(Document page entries with text)
★ ★ ★

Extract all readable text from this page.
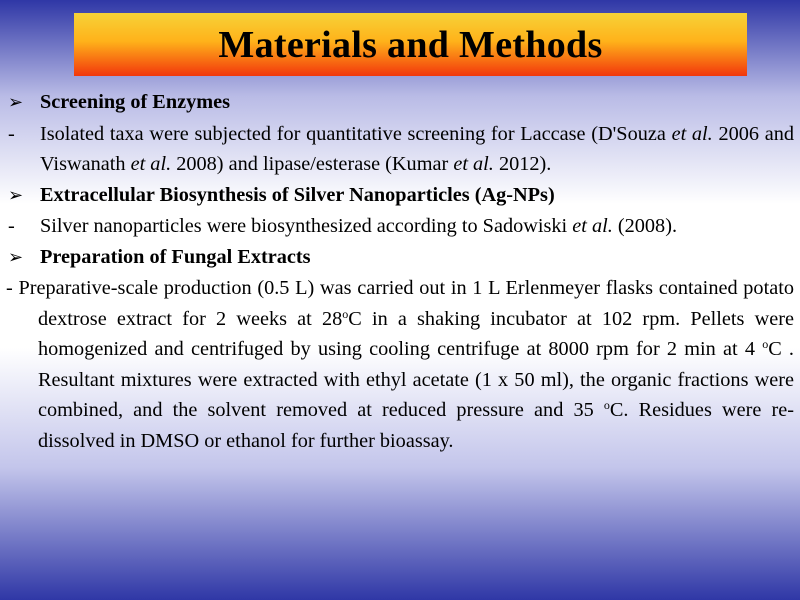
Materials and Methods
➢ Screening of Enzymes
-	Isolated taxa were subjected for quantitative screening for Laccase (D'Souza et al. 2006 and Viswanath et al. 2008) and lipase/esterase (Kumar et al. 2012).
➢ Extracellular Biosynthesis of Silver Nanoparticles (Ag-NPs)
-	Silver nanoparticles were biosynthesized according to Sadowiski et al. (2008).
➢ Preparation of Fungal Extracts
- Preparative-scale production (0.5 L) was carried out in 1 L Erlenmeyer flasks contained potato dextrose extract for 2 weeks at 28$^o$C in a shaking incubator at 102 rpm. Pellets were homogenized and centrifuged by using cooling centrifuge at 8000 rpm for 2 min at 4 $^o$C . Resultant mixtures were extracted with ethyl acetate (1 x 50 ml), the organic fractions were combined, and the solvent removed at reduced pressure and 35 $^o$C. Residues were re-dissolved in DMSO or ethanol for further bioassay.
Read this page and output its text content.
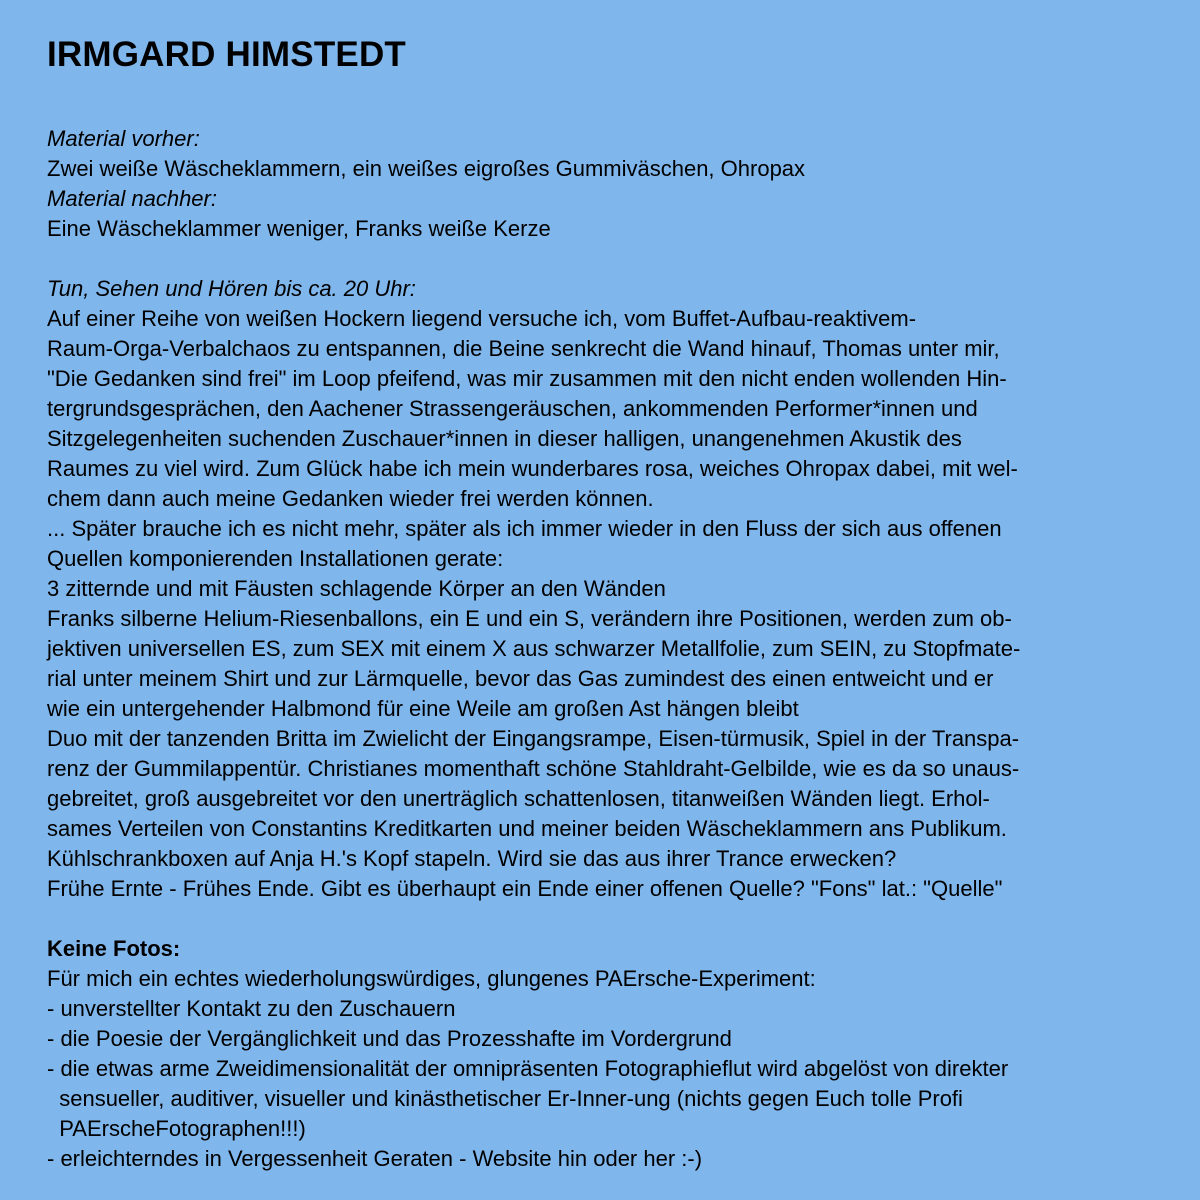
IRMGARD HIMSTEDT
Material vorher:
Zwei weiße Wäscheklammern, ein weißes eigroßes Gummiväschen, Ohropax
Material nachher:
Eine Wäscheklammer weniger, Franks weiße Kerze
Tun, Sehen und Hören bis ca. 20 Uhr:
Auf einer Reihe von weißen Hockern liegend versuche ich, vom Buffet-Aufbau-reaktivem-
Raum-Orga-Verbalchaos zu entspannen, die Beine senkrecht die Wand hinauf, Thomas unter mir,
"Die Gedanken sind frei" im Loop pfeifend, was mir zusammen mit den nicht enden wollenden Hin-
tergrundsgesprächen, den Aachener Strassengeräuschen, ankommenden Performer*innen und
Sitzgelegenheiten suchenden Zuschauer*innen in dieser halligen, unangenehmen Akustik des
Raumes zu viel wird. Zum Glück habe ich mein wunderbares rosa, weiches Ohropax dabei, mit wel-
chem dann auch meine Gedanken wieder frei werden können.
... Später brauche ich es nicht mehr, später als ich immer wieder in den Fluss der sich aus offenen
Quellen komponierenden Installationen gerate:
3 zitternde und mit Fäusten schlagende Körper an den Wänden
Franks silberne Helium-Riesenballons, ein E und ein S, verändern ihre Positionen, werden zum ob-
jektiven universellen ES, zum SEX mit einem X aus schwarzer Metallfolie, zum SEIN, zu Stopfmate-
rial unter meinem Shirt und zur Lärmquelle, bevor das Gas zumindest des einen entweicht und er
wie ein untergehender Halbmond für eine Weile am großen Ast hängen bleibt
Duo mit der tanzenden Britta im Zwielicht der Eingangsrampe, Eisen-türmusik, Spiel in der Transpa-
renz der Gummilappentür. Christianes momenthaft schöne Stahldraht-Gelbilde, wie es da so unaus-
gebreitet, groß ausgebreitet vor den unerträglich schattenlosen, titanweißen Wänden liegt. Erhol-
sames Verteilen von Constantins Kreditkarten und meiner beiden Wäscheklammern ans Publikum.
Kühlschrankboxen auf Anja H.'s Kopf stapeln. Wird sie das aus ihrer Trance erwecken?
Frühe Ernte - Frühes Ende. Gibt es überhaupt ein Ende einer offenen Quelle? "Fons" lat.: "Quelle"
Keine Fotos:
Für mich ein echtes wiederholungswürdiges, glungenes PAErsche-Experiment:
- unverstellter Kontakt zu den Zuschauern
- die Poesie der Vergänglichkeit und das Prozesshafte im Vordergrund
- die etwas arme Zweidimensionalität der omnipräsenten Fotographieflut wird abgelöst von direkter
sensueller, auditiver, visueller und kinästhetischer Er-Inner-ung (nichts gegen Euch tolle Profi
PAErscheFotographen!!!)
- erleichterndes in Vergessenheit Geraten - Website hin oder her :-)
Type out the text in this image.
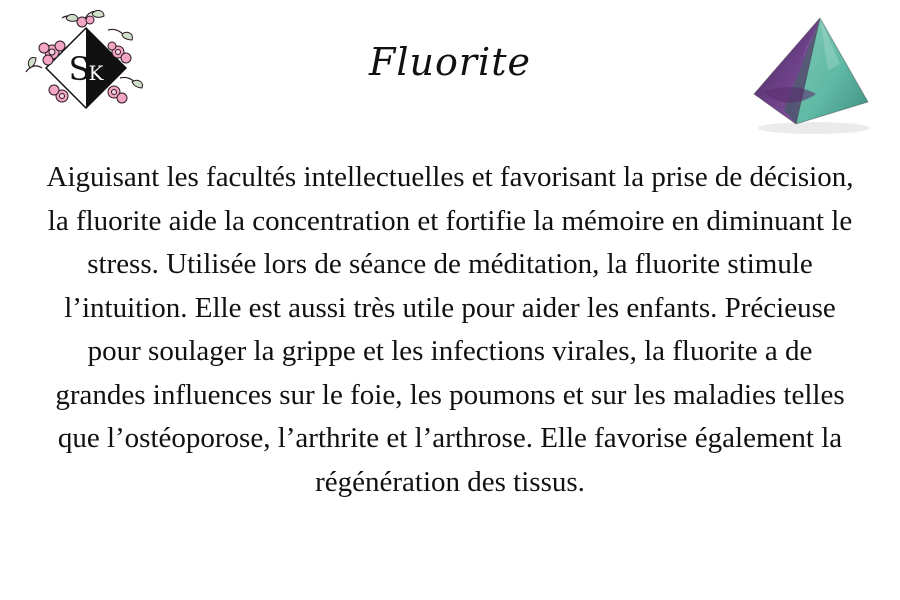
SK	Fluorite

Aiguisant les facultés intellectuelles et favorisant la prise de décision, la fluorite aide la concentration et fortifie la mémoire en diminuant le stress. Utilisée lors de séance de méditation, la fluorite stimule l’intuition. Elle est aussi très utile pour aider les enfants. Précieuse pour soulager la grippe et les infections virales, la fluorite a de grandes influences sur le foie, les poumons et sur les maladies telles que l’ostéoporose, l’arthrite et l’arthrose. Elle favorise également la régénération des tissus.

★ ★ ★

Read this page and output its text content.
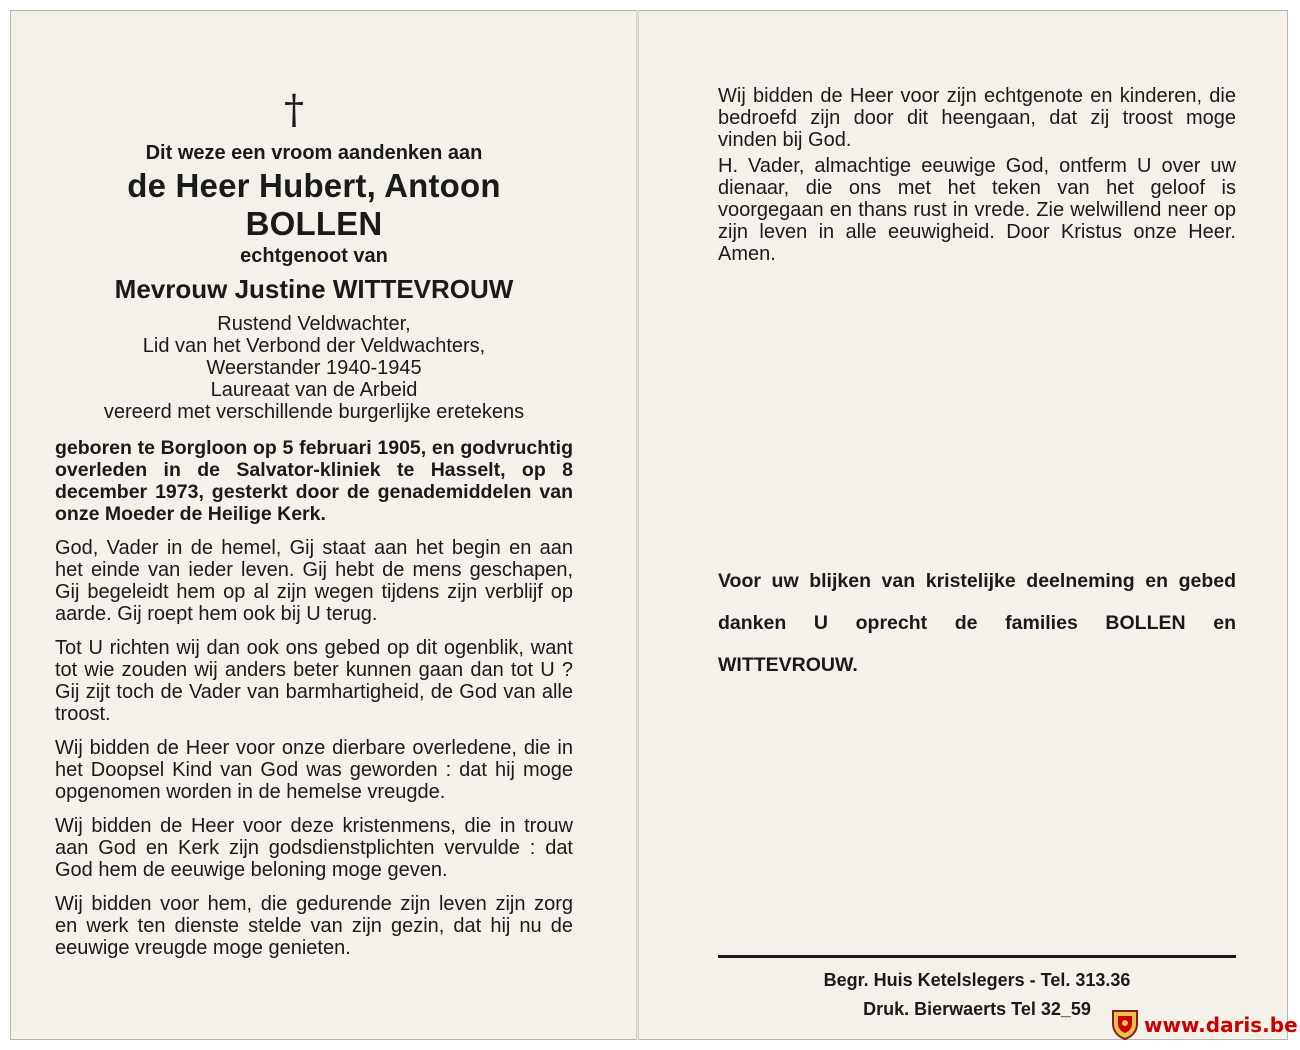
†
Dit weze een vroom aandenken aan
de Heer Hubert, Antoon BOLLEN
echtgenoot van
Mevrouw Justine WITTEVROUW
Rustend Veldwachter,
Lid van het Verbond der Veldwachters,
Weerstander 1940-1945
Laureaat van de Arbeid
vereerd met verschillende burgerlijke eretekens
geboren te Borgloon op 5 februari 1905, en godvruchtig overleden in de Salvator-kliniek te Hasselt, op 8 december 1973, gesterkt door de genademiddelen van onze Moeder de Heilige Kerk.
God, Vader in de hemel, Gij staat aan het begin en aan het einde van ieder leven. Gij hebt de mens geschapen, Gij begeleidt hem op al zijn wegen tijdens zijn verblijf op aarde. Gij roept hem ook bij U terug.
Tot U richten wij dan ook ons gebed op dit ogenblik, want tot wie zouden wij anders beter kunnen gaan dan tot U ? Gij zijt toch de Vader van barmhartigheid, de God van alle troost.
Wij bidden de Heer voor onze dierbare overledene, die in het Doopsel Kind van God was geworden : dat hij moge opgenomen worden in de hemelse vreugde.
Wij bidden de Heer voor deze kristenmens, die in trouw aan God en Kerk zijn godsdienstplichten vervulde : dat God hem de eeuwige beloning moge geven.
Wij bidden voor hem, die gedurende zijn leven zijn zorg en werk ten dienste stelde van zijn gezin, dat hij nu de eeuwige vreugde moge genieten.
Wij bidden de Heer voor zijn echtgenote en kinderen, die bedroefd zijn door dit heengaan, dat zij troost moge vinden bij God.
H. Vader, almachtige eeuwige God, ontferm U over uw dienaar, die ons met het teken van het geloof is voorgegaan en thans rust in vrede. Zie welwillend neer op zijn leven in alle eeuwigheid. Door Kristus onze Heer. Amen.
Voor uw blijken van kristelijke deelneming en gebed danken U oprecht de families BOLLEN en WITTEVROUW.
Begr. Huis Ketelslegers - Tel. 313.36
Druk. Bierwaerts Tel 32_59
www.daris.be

★ ★ ★

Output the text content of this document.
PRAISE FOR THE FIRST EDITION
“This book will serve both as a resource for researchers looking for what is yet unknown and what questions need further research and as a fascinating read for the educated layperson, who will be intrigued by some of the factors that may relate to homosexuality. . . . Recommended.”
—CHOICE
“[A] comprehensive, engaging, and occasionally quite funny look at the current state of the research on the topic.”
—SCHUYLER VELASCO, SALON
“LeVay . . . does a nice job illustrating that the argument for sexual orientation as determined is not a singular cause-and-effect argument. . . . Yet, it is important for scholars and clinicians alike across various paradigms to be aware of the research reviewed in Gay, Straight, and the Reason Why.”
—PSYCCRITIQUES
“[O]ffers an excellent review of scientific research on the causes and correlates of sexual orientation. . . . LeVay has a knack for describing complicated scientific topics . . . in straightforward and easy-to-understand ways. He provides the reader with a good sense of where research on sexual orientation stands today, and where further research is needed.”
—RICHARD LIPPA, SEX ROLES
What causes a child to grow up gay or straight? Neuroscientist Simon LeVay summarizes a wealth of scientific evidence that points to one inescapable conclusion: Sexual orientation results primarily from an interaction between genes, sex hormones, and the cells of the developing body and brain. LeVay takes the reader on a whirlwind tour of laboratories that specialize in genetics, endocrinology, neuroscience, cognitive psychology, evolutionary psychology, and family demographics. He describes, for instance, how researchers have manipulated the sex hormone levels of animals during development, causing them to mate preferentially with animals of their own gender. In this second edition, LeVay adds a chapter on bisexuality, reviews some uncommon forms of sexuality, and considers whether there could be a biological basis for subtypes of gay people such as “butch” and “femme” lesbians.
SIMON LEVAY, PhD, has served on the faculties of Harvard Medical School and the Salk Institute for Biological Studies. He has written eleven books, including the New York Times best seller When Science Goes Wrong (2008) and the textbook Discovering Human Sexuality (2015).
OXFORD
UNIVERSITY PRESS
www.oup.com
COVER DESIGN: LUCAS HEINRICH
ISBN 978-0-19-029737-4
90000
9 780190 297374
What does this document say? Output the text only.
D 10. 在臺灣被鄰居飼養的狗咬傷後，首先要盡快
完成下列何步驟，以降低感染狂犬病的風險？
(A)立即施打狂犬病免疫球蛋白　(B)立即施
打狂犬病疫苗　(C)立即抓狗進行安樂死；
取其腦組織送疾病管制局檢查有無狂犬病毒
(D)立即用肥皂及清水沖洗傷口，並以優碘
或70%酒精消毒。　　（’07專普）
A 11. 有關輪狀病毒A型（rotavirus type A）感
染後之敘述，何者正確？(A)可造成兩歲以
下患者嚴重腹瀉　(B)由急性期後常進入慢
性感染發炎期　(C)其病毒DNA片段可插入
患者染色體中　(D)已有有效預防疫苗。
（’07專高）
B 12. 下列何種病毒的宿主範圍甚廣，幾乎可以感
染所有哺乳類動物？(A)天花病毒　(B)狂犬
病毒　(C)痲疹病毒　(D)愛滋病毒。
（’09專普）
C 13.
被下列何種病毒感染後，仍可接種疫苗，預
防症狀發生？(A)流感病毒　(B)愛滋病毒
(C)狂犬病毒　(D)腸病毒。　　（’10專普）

★ ★ ★

Task to complete = The expected answer is every line in the data above that carries the string "alle".

Reply to the exercise =
Tot U richten wij dan ook ons gebed op dit ogenblik, want tot wie zouden wij anders beter kunnen gaan dan tot U ? Gij zijt toch de Vader van barmhartigheid, de God van alle troost.
H. Vader, almachtige eeuwige God, ontferm U over uw dienaar, die ons met het teken van het geloof is voorgegaan en thans rust in vrede. Zie welwillend neer op zijn leven in alle eeuwigheid. Door Kristus onze Heer. Amen.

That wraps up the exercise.